--- Start ---

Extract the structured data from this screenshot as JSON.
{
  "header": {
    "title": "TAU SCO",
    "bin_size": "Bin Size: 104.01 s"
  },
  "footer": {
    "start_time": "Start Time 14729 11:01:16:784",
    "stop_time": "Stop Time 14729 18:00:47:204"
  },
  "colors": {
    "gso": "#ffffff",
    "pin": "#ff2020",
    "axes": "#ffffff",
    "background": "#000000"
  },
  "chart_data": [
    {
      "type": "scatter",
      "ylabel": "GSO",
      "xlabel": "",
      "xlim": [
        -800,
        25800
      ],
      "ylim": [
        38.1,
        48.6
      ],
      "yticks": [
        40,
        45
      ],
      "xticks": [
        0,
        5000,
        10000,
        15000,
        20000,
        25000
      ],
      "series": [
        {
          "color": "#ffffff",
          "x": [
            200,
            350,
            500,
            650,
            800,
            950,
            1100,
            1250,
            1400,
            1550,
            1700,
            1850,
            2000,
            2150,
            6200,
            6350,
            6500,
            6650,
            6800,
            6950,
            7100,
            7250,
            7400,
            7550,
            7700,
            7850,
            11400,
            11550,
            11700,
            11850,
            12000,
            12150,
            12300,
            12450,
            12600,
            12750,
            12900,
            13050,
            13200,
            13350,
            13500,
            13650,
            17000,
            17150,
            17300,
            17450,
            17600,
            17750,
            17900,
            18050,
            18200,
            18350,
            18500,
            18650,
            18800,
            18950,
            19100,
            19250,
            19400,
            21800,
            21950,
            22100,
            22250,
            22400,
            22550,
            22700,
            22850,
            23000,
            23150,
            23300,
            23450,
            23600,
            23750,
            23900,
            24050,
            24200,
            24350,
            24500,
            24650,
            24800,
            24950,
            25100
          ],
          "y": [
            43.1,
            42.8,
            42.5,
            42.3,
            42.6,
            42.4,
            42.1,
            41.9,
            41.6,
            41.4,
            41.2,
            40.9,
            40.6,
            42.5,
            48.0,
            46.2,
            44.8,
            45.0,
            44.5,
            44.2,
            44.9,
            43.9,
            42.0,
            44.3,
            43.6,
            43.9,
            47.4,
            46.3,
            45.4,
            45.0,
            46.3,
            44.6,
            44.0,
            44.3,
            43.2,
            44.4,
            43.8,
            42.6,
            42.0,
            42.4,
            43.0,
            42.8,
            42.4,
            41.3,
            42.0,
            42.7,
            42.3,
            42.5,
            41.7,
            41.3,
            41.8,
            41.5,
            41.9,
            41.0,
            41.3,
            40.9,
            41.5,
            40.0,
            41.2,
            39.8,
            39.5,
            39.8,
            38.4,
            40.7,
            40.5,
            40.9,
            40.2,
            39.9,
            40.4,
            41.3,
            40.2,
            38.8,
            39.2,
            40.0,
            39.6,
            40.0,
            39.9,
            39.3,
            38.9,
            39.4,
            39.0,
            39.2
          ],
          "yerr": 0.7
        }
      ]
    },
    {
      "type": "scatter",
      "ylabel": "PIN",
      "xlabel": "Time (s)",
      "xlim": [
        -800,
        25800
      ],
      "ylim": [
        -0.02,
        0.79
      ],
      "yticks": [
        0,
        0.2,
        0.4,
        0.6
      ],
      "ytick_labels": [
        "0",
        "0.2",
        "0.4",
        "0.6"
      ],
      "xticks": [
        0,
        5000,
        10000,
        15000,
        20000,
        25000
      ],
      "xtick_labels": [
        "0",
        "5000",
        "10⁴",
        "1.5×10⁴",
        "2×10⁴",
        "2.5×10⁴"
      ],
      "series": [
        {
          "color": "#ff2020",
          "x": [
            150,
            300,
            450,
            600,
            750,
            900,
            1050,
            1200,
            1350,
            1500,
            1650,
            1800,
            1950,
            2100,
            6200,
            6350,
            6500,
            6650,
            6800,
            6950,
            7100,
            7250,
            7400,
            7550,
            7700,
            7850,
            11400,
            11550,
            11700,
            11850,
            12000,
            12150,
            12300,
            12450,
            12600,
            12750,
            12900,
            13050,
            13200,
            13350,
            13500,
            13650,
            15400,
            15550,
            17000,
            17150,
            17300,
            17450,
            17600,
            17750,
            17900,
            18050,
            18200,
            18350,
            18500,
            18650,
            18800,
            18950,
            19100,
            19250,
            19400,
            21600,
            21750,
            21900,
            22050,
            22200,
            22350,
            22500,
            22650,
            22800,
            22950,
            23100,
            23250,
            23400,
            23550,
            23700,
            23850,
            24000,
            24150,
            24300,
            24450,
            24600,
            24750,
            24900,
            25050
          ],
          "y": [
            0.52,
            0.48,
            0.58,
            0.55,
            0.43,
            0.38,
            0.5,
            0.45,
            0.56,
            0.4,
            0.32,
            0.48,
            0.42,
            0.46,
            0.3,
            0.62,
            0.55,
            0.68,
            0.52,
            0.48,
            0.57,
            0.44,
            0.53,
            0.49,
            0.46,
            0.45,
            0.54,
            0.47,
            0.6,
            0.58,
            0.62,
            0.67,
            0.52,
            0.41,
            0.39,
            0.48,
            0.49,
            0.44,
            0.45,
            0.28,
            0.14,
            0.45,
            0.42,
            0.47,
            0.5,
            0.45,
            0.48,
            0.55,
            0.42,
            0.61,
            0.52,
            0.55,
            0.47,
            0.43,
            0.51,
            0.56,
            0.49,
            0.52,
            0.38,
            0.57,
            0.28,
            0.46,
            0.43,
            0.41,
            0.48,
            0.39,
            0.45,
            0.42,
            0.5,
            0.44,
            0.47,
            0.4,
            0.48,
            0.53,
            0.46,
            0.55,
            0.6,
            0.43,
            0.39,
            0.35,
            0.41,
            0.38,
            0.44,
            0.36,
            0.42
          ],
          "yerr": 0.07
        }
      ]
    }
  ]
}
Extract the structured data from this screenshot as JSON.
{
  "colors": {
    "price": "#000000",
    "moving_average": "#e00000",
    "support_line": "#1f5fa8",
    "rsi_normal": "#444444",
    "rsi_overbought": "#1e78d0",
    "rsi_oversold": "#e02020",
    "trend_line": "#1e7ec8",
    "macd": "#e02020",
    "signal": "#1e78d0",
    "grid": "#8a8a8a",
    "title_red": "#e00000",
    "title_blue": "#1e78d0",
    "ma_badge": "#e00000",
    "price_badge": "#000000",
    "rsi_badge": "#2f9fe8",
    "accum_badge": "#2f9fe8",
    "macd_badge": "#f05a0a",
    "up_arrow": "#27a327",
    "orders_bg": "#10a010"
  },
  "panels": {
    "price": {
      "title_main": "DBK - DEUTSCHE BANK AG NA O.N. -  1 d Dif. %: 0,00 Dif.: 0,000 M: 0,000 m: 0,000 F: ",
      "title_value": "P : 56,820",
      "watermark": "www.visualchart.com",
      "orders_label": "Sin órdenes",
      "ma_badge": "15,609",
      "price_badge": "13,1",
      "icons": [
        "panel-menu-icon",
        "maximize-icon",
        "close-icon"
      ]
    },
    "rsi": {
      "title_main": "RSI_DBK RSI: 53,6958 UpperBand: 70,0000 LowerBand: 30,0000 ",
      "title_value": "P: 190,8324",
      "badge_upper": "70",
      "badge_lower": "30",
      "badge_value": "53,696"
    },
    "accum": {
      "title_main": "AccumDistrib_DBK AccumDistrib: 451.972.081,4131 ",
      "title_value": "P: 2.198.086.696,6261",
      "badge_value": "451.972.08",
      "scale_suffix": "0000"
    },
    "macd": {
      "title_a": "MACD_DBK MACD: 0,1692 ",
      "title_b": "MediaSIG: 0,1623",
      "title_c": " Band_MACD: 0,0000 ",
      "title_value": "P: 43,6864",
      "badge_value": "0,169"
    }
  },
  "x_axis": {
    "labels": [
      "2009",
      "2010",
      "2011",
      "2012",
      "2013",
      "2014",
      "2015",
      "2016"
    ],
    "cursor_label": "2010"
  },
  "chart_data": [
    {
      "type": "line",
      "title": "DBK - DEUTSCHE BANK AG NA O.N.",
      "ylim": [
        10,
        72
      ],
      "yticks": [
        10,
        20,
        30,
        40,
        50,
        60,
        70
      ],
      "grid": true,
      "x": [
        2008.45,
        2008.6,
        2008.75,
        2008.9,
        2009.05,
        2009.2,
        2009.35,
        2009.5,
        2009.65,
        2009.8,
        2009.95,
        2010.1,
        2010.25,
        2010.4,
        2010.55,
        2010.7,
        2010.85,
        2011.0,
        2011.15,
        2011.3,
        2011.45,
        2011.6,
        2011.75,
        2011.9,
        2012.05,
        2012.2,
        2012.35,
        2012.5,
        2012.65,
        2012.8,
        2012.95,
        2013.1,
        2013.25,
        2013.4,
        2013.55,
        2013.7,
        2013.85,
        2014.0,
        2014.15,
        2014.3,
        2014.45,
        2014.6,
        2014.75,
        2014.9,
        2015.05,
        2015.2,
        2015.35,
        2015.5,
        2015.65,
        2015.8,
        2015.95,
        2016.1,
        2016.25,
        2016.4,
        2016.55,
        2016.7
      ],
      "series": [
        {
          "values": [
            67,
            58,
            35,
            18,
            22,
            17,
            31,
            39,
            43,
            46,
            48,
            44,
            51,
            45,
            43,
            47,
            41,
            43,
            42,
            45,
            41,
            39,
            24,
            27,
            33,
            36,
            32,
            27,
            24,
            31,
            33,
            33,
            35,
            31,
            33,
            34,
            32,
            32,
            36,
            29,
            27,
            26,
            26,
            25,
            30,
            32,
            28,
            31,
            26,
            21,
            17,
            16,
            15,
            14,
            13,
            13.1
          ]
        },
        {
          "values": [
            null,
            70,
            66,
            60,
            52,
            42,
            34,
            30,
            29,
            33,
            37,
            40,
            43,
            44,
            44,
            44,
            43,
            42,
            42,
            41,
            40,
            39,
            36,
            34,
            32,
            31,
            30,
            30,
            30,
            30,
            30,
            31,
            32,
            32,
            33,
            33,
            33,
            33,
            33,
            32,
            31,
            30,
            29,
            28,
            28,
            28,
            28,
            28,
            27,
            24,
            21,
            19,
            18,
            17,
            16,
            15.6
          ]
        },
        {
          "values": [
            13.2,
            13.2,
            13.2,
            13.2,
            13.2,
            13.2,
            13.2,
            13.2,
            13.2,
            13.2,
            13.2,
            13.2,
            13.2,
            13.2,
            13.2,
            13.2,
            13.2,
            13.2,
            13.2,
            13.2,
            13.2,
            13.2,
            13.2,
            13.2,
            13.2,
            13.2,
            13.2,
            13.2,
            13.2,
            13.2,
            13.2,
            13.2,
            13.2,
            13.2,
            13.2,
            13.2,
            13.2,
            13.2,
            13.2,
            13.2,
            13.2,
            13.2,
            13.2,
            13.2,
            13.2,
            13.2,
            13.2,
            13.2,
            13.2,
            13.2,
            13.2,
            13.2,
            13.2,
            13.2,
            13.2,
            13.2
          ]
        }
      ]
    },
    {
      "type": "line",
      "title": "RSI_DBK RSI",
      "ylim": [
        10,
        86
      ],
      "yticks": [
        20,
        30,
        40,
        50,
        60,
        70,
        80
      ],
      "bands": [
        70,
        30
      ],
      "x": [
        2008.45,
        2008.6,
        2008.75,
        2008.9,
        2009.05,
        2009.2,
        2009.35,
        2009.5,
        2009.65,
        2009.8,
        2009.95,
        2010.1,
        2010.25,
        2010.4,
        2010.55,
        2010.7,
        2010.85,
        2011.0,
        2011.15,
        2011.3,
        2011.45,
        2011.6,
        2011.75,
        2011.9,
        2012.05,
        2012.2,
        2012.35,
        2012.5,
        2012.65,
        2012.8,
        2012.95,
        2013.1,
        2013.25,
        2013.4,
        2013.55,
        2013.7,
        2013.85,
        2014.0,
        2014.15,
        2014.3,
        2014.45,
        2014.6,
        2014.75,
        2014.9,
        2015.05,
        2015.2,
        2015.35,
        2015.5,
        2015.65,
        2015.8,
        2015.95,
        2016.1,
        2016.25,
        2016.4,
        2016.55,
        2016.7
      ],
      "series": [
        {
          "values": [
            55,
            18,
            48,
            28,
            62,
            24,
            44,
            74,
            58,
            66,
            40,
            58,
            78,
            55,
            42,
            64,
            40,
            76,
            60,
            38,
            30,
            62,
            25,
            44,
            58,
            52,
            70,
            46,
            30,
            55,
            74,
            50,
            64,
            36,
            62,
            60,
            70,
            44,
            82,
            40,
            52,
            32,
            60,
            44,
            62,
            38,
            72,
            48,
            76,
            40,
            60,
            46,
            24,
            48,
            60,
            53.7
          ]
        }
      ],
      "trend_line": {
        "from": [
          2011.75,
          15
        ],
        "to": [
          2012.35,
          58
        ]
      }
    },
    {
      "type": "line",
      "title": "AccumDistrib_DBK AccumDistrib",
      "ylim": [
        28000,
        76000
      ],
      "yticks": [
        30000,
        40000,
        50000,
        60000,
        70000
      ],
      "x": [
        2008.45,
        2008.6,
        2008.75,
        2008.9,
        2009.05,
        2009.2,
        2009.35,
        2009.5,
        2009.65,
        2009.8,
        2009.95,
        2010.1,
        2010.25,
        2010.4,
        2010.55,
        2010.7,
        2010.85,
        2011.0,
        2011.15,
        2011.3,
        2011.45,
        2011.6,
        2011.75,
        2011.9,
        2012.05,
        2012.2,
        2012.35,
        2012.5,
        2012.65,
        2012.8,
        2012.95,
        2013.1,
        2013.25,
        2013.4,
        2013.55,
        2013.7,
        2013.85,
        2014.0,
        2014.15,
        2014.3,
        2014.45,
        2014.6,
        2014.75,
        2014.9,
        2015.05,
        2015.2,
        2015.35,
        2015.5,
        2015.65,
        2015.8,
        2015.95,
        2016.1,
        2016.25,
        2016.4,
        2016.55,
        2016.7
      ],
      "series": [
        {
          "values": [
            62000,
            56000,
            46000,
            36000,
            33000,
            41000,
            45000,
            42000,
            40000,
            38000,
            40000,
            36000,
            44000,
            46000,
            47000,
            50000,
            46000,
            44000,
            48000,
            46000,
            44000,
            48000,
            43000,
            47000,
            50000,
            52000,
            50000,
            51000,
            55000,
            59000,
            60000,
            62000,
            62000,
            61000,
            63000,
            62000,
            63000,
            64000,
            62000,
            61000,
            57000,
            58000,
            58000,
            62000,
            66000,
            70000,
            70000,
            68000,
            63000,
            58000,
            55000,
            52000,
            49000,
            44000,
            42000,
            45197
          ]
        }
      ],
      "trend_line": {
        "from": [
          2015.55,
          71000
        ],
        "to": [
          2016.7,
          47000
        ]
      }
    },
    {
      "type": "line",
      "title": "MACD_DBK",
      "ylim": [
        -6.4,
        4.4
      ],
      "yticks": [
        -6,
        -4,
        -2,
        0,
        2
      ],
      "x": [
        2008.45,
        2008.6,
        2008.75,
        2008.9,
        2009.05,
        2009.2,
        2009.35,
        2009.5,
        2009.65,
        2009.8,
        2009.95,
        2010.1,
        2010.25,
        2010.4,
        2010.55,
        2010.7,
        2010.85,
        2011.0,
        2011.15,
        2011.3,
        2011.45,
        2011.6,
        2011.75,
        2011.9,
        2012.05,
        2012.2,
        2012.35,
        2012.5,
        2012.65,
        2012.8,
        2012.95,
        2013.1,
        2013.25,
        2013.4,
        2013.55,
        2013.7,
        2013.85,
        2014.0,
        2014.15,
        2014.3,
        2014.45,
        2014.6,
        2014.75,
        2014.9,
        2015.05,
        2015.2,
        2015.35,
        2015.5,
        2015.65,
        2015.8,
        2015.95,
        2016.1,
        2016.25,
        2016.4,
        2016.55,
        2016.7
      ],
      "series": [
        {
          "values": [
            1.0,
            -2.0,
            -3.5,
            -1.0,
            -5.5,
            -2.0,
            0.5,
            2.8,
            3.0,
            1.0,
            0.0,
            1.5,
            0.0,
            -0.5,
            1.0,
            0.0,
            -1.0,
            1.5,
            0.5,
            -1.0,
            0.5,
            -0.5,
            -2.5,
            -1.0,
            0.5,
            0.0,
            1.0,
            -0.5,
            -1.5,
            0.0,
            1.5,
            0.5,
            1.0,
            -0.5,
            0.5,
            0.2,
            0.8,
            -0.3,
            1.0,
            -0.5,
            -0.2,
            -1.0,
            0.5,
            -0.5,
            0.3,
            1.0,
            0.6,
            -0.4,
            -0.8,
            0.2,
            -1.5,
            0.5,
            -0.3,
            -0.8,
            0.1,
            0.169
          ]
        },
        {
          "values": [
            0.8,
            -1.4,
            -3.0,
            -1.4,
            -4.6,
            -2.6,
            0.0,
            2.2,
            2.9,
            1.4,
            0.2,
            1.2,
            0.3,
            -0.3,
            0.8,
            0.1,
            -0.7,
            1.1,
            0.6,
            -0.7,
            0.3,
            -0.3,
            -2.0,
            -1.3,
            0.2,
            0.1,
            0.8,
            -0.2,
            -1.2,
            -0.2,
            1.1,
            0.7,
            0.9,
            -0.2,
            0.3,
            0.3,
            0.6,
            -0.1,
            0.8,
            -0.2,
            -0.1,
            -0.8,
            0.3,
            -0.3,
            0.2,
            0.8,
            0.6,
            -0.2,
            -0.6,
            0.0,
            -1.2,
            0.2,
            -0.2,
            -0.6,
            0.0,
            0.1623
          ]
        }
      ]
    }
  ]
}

--- End ---

◆ **GOAL OF THE EXERCISE**: Take every line from the data above that holds "BANK" and copy it out.

◆ **RESPONSE BELOW**:
      "title_main": "DBK - DEUTSCHE BANK AG NA O.N. -  1 d Dif. %: 0,00 Dif.: 0,000 M: 0,000 m: 0,000 F: ",
      "title": "DBK - DEUTSCHE BANK AG NA O.N.",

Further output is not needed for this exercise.